[Extracted data entries]
------------------------------------------------------------
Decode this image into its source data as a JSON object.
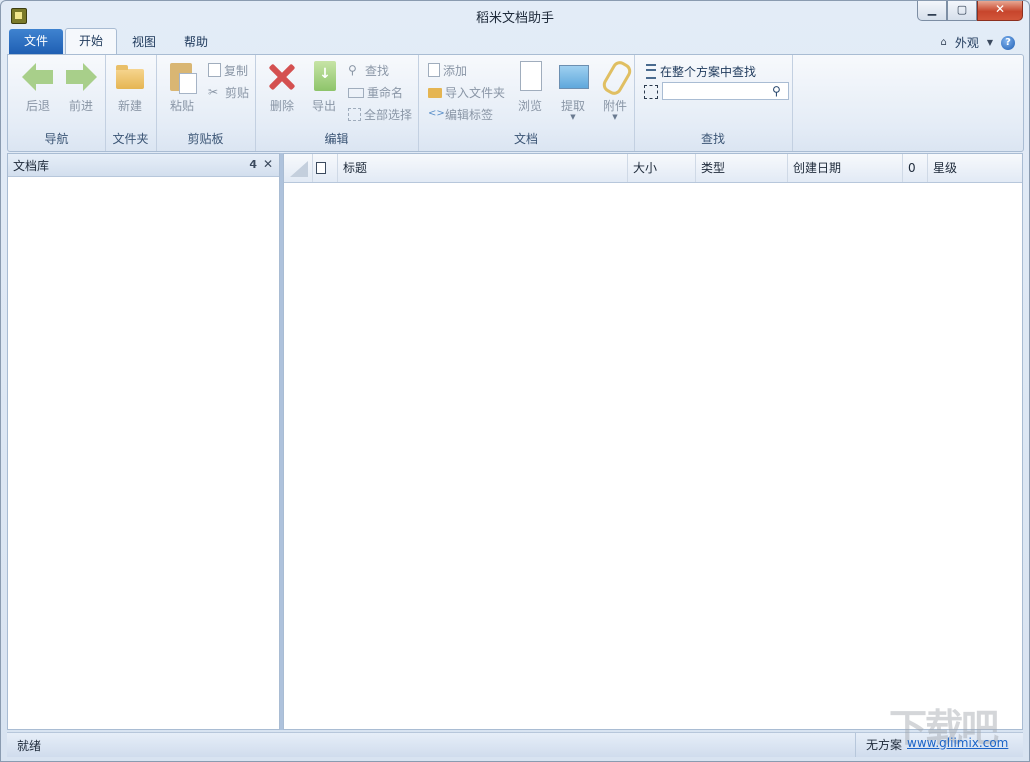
{
  "window": {
    "title": "稻米文档助手"
  },
  "tabs": {
    "file": "文件",
    "items": [
      "开始",
      "视图",
      "帮助"
    ],
    "active": "开始",
    "appearance": "外观"
  },
  "ribbon": {
    "nav": {
      "label": "导航",
      "back": "后退",
      "forward": "前进"
    },
    "folder": {
      "label": "文件夹",
      "new": "新建"
    },
    "clipboard": {
      "label": "剪贴板",
      "paste": "粘贴",
      "copy": "复制",
      "cut": "剪贴"
    },
    "edit": {
      "label": "编辑",
      "delete": "删除",
      "export": "导出",
      "find": "查找",
      "rename": "重命名",
      "select_all": "全部选择"
    },
    "document": {
      "label": "文档",
      "add": "添加",
      "import_folder": "导入文件夹",
      "edit_tags": "编辑标签",
      "browse": "浏览",
      "extract": "提取",
      "attach": "附件"
    },
    "search": {
      "label": "查找",
      "scope": "在整个方案中查找",
      "value": ""
    }
  },
  "left_panel": {
    "title": "文档库"
  },
  "doc_list": {
    "columns": [
      "标题",
      "大小",
      "类型",
      "创建日期",
      "0",
      "星级"
    ]
  },
  "status": {
    "text": "就绪",
    "scheme": "无方案",
    "link": "www.gliimix.com",
    "watermark": "下载吧"
  },
  "colors": {
    "file_tab": "#1f5fb3",
    "accent": "#1e395b",
    "close": "#c7452c"
  }
}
------------------------------------------------------------
## The exercise
Omit the pictures and restate the rest of the records verbatim.

## In response
Decode this image into its source data as a JSON object.
{
  "window": {
    "title": "稻米文档助手"
  },
  "tabs": {
    "file": "文件",
    "items": [
      "开始",
      "视图",
      "帮助"
    ],
    "active": "开始",
    "appearance": "外观"
  },
  "ribbon": {
    "nav": {
      "label": "导航",
      "back": "后退",
      "forward": "前进"
    },
    "folder": {
      "label": "文件夹",
      "new": "新建"
    },
    "clipboard": {
      "label": "剪贴板",
      "paste": "粘贴",
      "copy": "复制",
      "cut": "剪贴"
    },
    "edit": {
      "label": "编辑",
      "delete": "删除",
      "export": "导出",
      "find": "查找",
      "rename": "重命名",
      "select_all": "全部选择"
    },
    "document": {
      "label": "文档",
      "add": "添加",
      "import_folder": "导入文件夹",
      "edit_tags": "编辑标签",
      "browse": "浏览",
      "extract": "提取",
      "attach": "附件"
    },
    "search": {
      "label": "查找",
      "scope": "在整个方案中查找",
      "value": ""
    }
  },
  "left_panel": {
    "title": "文档库"
  },
  "doc_list": {
    "columns": [
      "标题",
      "大小",
      "类型",
      "创建日期",
      "0",
      "星级"
    ]
  },
  "status": {
    "text": "就绪",
    "scheme": "无方案",
    "link": "www.gliimix.com",
    "watermark": "下载吧"
  },
  "colors": {
    "file_tab": "#1f5fb3",
    "accent": "#1e395b",
    "close": "#c7452c"
  }
}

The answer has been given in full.